#### EXTRAIT CHOISI ####
Si cela ne tenait qu’à lui, Hans-Rudolf Merz soumettrait l’accord de double imposition avec le Japon au référendum facultatif. Le président de la Confédération le dit dans un entretien publié vendredi par le quotidien Blick. Il s’agit d’une question politico-stratégique importante, car la renégociation des conventions fiscales dans le sens des exigences de l’OCDE n’est pas goûtée par tous. Ces accords doivent en effet introduire un mécanisme d’échange d’informations en cas de fraude mais aussi d’évasion fiscale. En ce sens, ils entament le secret bancaire, sans pour autant le réduire à néant. Tel ne serait le cas que si ces conventions prévoyaient un échange automatique d’informations. Plusieurs pays font pression pour que la Suisse aille jusque-là, mais le Conseil fédéral et les banques résistent.

Modèle

Il est donc très probable que le référendum soit saisi, notamment par l’UDC ou les formations politiques qui en sont proches. Jusqu’à maintenant, le Conseil fédéral a toujours déclaré que le premier accord transmis au parlement serait soumis au référendum facultatif et qu’il servirait ensuite de modèle aux autres. Mais il n’a pas dit lequel ferait l’objet de ce traitement particulier. Hans-Rudolf Merz le précise désormais: «Personnellement, je dirais celui avec le Japon. Nous n’avons aucun problème avec le Japon. Et je ne souhaite pas être confronté à une votation problématique», déclare-t-il dans le Blick.

Le ministre des Finances précise toutefois que la décision finale appartiendra au parlement. Le législatif a en effet tout loisir de modifier la proposition que lui fera le Conseil fédéral. Il peut même décider d’introduire la clause référendaire dans tous les accords qui lui seront présentés.
#### JEU DE DONNÉES ####
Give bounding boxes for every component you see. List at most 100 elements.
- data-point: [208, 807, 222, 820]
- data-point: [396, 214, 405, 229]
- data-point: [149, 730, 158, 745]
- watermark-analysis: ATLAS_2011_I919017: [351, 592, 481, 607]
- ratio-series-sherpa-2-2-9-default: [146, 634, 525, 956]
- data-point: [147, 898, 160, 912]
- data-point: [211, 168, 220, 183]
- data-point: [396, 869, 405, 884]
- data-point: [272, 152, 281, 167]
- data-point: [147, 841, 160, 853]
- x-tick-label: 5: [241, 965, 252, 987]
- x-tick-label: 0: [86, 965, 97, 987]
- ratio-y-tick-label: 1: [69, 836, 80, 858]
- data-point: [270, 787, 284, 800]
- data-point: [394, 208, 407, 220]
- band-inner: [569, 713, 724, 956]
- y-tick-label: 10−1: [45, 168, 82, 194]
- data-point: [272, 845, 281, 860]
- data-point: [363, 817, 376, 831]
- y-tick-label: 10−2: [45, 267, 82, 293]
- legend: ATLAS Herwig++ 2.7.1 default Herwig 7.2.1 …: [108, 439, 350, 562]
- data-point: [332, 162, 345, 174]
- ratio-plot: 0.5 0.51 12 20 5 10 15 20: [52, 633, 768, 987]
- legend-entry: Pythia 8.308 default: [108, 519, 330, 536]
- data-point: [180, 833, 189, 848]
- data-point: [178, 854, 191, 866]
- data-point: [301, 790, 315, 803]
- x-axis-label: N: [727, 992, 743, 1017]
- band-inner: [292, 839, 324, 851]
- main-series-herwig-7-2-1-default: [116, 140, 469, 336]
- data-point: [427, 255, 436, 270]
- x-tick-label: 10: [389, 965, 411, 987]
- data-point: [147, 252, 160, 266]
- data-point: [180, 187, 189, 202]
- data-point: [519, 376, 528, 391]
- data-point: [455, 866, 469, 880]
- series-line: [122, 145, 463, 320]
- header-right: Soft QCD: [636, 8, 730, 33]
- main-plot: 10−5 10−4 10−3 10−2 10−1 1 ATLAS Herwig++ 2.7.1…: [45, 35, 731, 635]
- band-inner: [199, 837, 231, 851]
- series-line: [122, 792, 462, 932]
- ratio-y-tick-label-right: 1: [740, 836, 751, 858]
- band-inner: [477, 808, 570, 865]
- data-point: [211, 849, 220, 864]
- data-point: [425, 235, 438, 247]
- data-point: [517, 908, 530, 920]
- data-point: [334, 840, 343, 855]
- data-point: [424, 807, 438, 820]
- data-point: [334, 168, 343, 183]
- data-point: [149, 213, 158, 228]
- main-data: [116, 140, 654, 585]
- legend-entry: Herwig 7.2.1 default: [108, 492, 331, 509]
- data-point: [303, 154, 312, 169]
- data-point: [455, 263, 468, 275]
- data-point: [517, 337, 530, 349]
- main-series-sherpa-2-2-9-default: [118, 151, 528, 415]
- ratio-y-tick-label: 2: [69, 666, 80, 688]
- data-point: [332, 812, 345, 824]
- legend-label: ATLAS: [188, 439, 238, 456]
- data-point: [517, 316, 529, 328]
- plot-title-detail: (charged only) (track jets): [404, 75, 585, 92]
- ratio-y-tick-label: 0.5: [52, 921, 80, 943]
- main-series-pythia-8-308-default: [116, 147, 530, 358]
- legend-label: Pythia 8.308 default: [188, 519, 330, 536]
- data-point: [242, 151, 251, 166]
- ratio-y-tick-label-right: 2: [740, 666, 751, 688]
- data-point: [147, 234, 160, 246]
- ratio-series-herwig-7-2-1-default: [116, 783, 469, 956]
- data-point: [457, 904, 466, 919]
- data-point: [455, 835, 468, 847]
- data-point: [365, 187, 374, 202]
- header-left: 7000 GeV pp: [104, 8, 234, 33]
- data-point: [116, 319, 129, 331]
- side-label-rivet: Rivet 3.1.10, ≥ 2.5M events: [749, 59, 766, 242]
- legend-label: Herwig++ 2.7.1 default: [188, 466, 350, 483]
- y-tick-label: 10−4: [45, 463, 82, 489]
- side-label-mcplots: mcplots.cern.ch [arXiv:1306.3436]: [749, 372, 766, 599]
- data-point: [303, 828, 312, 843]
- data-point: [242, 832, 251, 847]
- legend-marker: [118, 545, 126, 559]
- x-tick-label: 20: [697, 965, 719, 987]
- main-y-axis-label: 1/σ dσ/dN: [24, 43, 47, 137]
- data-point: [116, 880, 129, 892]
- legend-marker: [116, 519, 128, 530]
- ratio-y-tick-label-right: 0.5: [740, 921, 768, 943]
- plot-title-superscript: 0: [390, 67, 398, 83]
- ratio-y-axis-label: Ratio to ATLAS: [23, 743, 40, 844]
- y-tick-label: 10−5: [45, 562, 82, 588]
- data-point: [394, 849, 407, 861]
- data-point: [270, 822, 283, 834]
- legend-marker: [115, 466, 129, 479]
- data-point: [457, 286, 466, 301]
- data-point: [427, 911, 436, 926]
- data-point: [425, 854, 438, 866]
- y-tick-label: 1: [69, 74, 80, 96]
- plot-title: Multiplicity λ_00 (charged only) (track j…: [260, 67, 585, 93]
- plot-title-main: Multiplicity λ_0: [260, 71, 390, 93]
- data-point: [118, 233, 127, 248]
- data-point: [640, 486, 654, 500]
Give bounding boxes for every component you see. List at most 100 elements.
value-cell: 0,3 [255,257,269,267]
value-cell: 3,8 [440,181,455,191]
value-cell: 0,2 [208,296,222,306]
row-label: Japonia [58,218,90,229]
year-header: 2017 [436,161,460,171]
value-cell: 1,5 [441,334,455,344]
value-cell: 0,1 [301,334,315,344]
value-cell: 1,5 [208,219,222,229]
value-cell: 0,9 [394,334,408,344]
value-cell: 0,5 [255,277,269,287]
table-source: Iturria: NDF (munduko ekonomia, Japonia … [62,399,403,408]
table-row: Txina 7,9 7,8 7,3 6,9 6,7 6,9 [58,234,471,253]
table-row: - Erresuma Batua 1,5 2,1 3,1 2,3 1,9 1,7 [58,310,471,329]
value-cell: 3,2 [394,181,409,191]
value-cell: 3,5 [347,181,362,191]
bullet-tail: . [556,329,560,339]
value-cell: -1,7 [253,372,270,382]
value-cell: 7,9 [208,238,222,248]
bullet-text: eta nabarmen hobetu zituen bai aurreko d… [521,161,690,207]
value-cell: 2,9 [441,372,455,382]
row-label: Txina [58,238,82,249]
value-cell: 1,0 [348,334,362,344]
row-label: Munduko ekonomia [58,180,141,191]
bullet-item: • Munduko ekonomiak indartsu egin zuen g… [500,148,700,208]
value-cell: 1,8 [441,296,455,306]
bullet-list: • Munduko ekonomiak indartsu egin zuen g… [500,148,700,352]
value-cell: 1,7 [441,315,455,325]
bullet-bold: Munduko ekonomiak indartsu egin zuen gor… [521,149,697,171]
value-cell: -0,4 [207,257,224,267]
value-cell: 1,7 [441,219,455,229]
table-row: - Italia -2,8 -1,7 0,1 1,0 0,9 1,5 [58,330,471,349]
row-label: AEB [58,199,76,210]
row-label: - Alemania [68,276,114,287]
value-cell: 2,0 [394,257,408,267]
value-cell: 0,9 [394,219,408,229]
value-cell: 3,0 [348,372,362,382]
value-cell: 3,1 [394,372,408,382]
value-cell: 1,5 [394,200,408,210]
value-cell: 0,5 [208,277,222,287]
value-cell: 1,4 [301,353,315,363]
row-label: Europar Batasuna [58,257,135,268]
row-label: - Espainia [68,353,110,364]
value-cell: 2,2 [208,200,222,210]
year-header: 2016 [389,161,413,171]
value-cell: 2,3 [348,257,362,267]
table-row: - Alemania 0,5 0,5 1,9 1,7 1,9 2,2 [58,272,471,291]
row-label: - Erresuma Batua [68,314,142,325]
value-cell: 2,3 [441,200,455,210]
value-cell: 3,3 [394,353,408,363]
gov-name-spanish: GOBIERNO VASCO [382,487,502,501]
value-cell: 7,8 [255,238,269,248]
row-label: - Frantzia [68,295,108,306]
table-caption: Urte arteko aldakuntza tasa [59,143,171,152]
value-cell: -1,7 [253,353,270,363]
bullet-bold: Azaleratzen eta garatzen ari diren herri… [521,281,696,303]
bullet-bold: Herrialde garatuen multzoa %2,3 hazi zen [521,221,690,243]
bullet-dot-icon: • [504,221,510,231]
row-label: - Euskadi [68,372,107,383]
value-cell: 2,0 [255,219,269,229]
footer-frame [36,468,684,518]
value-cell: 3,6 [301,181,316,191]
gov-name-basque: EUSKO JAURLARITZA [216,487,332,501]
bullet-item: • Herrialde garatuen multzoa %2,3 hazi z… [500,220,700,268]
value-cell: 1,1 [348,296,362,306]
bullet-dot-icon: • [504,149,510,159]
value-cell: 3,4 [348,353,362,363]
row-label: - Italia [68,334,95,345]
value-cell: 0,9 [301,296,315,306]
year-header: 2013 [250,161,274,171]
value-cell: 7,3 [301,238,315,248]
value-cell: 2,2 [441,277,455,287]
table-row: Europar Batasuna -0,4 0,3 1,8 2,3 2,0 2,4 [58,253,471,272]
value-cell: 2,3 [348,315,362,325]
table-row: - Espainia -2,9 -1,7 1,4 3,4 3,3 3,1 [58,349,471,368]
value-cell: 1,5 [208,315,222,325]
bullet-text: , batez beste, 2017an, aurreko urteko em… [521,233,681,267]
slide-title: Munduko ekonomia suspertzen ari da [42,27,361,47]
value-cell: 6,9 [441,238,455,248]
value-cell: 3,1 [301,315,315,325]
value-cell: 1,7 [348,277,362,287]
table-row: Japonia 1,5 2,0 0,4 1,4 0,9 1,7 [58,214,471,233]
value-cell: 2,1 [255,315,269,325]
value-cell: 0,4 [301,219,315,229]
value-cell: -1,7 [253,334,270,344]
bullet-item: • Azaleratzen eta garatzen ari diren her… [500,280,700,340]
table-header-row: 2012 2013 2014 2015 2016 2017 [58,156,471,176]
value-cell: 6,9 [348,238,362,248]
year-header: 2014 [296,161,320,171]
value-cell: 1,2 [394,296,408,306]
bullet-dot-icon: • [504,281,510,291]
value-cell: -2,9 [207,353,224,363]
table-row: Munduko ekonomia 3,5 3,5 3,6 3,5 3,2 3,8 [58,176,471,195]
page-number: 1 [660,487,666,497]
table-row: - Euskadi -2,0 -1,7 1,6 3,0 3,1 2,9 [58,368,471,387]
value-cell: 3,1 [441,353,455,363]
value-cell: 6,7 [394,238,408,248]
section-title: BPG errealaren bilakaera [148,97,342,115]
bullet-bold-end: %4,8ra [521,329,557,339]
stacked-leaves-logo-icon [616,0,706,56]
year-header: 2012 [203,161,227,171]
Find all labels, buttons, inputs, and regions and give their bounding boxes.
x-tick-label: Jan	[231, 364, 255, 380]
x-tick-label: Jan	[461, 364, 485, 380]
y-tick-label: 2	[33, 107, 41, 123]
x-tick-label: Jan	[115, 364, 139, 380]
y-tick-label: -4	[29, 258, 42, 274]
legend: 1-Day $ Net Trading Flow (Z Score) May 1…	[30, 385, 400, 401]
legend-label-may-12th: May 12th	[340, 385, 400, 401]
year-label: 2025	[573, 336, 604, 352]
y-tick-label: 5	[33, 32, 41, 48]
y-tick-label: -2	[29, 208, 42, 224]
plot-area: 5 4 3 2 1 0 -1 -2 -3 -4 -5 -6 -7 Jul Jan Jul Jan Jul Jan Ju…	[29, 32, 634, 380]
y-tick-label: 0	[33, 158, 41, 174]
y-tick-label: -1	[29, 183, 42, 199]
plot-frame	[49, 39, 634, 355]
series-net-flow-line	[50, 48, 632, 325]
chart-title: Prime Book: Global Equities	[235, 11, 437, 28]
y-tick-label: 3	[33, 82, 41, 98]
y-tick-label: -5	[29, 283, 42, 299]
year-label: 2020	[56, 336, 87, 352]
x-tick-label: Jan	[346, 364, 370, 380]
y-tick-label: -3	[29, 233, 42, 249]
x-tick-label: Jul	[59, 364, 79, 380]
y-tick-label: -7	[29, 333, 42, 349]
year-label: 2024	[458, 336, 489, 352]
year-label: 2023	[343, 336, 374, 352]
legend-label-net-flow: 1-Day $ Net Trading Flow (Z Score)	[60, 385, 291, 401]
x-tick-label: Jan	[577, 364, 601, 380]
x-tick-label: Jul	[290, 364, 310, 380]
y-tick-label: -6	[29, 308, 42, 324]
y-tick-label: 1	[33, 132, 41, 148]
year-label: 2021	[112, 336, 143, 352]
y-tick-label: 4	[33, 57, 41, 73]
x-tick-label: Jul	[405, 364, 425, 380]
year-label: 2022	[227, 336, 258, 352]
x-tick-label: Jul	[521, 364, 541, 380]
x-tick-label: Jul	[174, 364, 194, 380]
####
## [CONSIGNE]
Recopiez fidèlement le passage de l'extrait sur l'accord fiscal avec le Japon qui commence par « Il est donc » et se poursuit jusqu'à « dans le Blick. ».

## [RÉPONSE]
Il est donc très probable que le référendum soit saisi, notamment par l’UDC ou les formations politiques qui en sont proches. Jusqu’à maintenant, le Conseil fédéral a toujours déclaré que le premier accord transmis au parlement serait soumis au référendum facultatif et qu’il servirait ensuite de modèle aux autres. Mais il n’a pas dit lequel ferait l’objet de ce traitement particulier. Hans-Rudolf Merz le précise désormais: «Personnellement, je dirais celui avec le Japon. Nous n’avons aucun problème avec le Japon. Et je ne souhaite pas être confronté à une votation problématique», déclare-t-il dans le Blick.